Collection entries
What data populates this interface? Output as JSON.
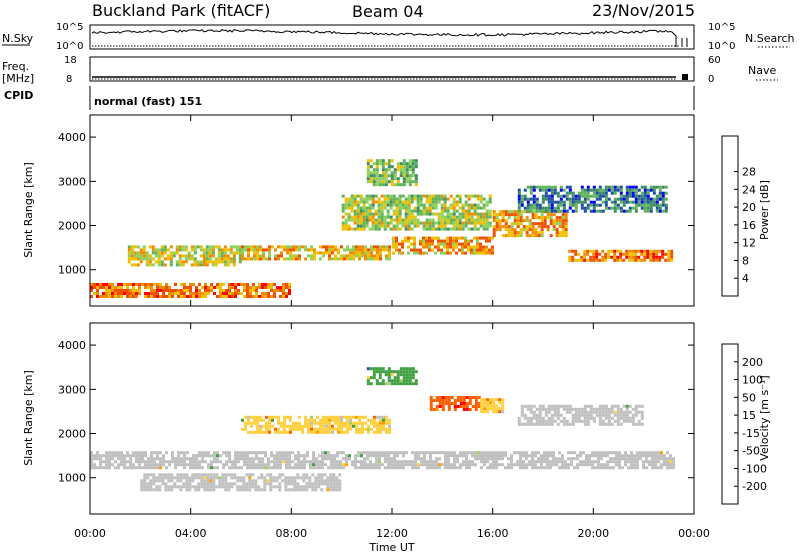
{
  "header": {
    "station": "Buckland Park (fitACF)",
    "beam": "Beam 04",
    "date": "23/Nov/2015"
  },
  "top_panels": {
    "nsky_label": "N.Sky",
    "nsky_ticks": [
      "10^5",
      "10^0"
    ],
    "nsearch_label": "N.Search",
    "nsearch_ticks": [
      "10^5",
      "10^0"
    ],
    "freq_label": "Freq.",
    "freq_unit": "[MHz]",
    "freq_ticks": [
      "18",
      "8"
    ],
    "nave_label": "Nave",
    "nave_ticks": [
      "60",
      "0"
    ],
    "cpid_label": "CPID",
    "cpid_value": "normal (fast) 151"
  },
  "colors": {
    "power_scale": [
      "#0000ff",
      "#1f4fa8",
      "#3c8c64",
      "#5fb45a",
      "#8fd05a",
      "#f0c000",
      "#f08c00",
      "#f05000",
      "#ff0000"
    ],
    "velocity_scale": [
      "#ff0000",
      "#ff6000",
      "#ffa000",
      "#ffd040",
      "#c0c0c0",
      "#a0d060",
      "#40a040",
      "#3050b0",
      "#0000ff"
    ],
    "ground_scatter": "#c0c0c0"
  },
  "chart_data": [
    {
      "type": "heatmap",
      "title": "",
      "ylabel": "Slant Range [km]",
      "xlabel": "",
      "x_ticks": [
        "00:00",
        "04:00",
        "08:00",
        "12:00",
        "16:00",
        "20:00",
        "00:00"
      ],
      "xlim": [
        0,
        24
      ],
      "ylim": [
        180,
        4500
      ],
      "y_ticks": [
        1000,
        2000,
        3000,
        4000
      ],
      "colorbar_label": "Power [dB]",
      "colorbar_ticks": [
        4,
        8,
        12,
        16,
        20,
        24,
        28
      ],
      "bands": [
        {
          "x": [
            0,
            8
          ],
          "y": [
            350,
            700
          ],
          "value": 26
        },
        {
          "x": [
            1.5,
            6
          ],
          "y": [
            1100,
            1550
          ],
          "value": 20
        },
        {
          "x": [
            6,
            12
          ],
          "y": [
            1200,
            1550
          ],
          "value": 22
        },
        {
          "x": [
            12,
            16
          ],
          "y": [
            1350,
            1750
          ],
          "value": 24
        },
        {
          "x": [
            16,
            19
          ],
          "y": [
            1750,
            2350
          ],
          "value": 24
        },
        {
          "x": [
            19,
            23.2
          ],
          "y": [
            1150,
            1450
          ],
          "value": 26
        },
        {
          "x": [
            10,
            16
          ],
          "y": [
            1900,
            2700
          ],
          "value": 18
        },
        {
          "x": [
            11,
            13
          ],
          "y": [
            2900,
            3500
          ],
          "value": 16
        },
        {
          "x": [
            17,
            23
          ],
          "y": [
            2300,
            2900
          ],
          "value": 10
        }
      ]
    },
    {
      "type": "heatmap",
      "title": "",
      "ylabel": "Slant Range [km]",
      "xlabel": "Time UT",
      "x_ticks": [
        "00:00",
        "04:00",
        "08:00",
        "12:00",
        "16:00",
        "20:00",
        "00:00"
      ],
      "xlim": [
        0,
        24
      ],
      "ylim": [
        180,
        4500
      ],
      "y_ticks": [
        1000,
        2000,
        3000,
        4000
      ],
      "colorbar_label": "Velocity [m s⁻¹]",
      "colorbar_ticks": [
        "200",
        "100",
        "50",
        "15",
        "-15",
        "-50",
        "-100",
        "-200"
      ],
      "bands": [
        {
          "x": [
            0,
            23.2
          ],
          "y": [
            1200,
            1600
          ],
          "value": 0
        },
        {
          "x": [
            2,
            10
          ],
          "y": [
            700,
            1100
          ],
          "value": 0
        },
        {
          "x": [
            13.5,
            15.5
          ],
          "y": [
            2500,
            2850
          ],
          "value": -180
        },
        {
          "x": [
            15.5,
            16.5
          ],
          "y": [
            2450,
            2800
          ],
          "value": -40
        },
        {
          "x": [
            6,
            12
          ],
          "y": [
            2000,
            2400
          ],
          "value": -30
        },
        {
          "x": [
            11,
            13
          ],
          "y": [
            3100,
            3500
          ],
          "value": 60
        },
        {
          "x": [
            17,
            22
          ],
          "y": [
            2200,
            2650
          ],
          "value": 0
        }
      ]
    }
  ]
}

## AIM
Pictures in the records must not appear in the copy; transcribe everything else precisely.

## SOLUTION TO THE EXERCISE
What data populates this interface? Output as JSON.
{
  "header": {
    "station": "Buckland Park (fitACF)",
    "beam": "Beam 04",
    "date": "23/Nov/2015"
  },
  "top_panels": {
    "nsky_label": "N.Sky",
    "nsky_ticks": [
      "10^5",
      "10^0"
    ],
    "nsearch_label": "N.Search",
    "nsearch_ticks": [
      "10^5",
      "10^0"
    ],
    "freq_label": "Freq.",
    "freq_unit": "[MHz]",
    "freq_ticks": [
      "18",
      "8"
    ],
    "nave_label": "Nave",
    "nave_ticks": [
      "60",
      "0"
    ],
    "cpid_label": "CPID",
    "cpid_value": "normal (fast) 151"
  },
  "colors": {
    "power_scale": [
      "#0000ff",
      "#1f4fa8",
      "#3c8c64",
      "#5fb45a",
      "#8fd05a",
      "#f0c000",
      "#f08c00",
      "#f05000",
      "#ff0000"
    ],
    "velocity_scale": [
      "#ff0000",
      "#ff6000",
      "#ffa000",
      "#ffd040",
      "#c0c0c0",
      "#a0d060",
      "#40a040",
      "#3050b0",
      "#0000ff"
    ],
    "ground_scatter": "#c0c0c0"
  },
  "chart_data": [
    {
      "type": "heatmap",
      "title": "",
      "ylabel": "Slant Range [km]",
      "xlabel": "",
      "x_ticks": [
        "00:00",
        "04:00",
        "08:00",
        "12:00",
        "16:00",
        "20:00",
        "00:00"
      ],
      "xlim": [
        0,
        24
      ],
      "ylim": [
        180,
        4500
      ],
      "y_ticks": [
        1000,
        2000,
        3000,
        4000
      ],
      "colorbar_label": "Power [dB]",
      "colorbar_ticks": [
        4,
        8,
        12,
        16,
        20,
        24,
        28
      ],
      "bands": [
        {
          "x": [
            0,
            8
          ],
          "y": [
            350,
            700
          ],
          "value": 26
        },
        {
          "x": [
            1.5,
            6
          ],
          "y": [
            1100,
            1550
          ],
          "value": 20
        },
        {
          "x": [
            6,
            12
          ],
          "y": [
            1200,
            1550
          ],
          "value": 22
        },
        {
          "x": [
            12,
            16
          ],
          "y": [
            1350,
            1750
          ],
          "value": 24
        },
        {
          "x": [
            16,
            19
          ],
          "y": [
            1750,
            2350
          ],
          "value": 24
        },
        {
          "x": [
            19,
            23.2
          ],
          "y": [
            1150,
            1450
          ],
          "value": 26
        },
        {
          "x": [
            10,
            16
          ],
          "y": [
            1900,
            2700
          ],
          "value": 18
        },
        {
          "x": [
            11,
            13
          ],
          "y": [
            2900,
            3500
          ],
          "value": 16
        },
        {
          "x": [
            17,
            23
          ],
          "y": [
            2300,
            2900
          ],
          "value": 10
        }
      ]
    },
    {
      "type": "heatmap",
      "title": "",
      "ylabel": "Slant Range [km]",
      "xlabel": "Time UT",
      "x_ticks": [
        "00:00",
        "04:00",
        "08:00",
        "12:00",
        "16:00",
        "20:00",
        "00:00"
      ],
      "xlim": [
        0,
        24
      ],
      "ylim": [
        180,
        4500
      ],
      "y_ticks": [
        1000,
        2000,
        3000,
        4000
      ],
      "colorbar_label": "Velocity [m s⁻¹]",
      "colorbar_ticks": [
        "200",
        "100",
        "50",
        "15",
        "-15",
        "-50",
        "-100",
        "-200"
      ],
      "bands": [
        {
          "x": [
            0,
            23.2
          ],
          "y": [
            1200,
            1600
          ],
          "value": 0
        },
        {
          "x": [
            2,
            10
          ],
          "y": [
            700,
            1100
          ],
          "value": 0
        },
        {
          "x": [
            13.5,
            15.5
          ],
          "y": [
            2500,
            2850
          ],
          "value": -180
        },
        {
          "x": [
            15.5,
            16.5
          ],
          "y": [
            2450,
            2800
          ],
          "value": -40
        },
        {
          "x": [
            6,
            12
          ],
          "y": [
            2000,
            2400
          ],
          "value": -30
        },
        {
          "x": [
            11,
            13
          ],
          "y": [
            3100,
            3500
          ],
          "value": 60
        },
        {
          "x": [
            17,
            22
          ],
          "y": [
            2200,
            2650
          ],
          "value": 0
        }
      ]
    }
  ]
}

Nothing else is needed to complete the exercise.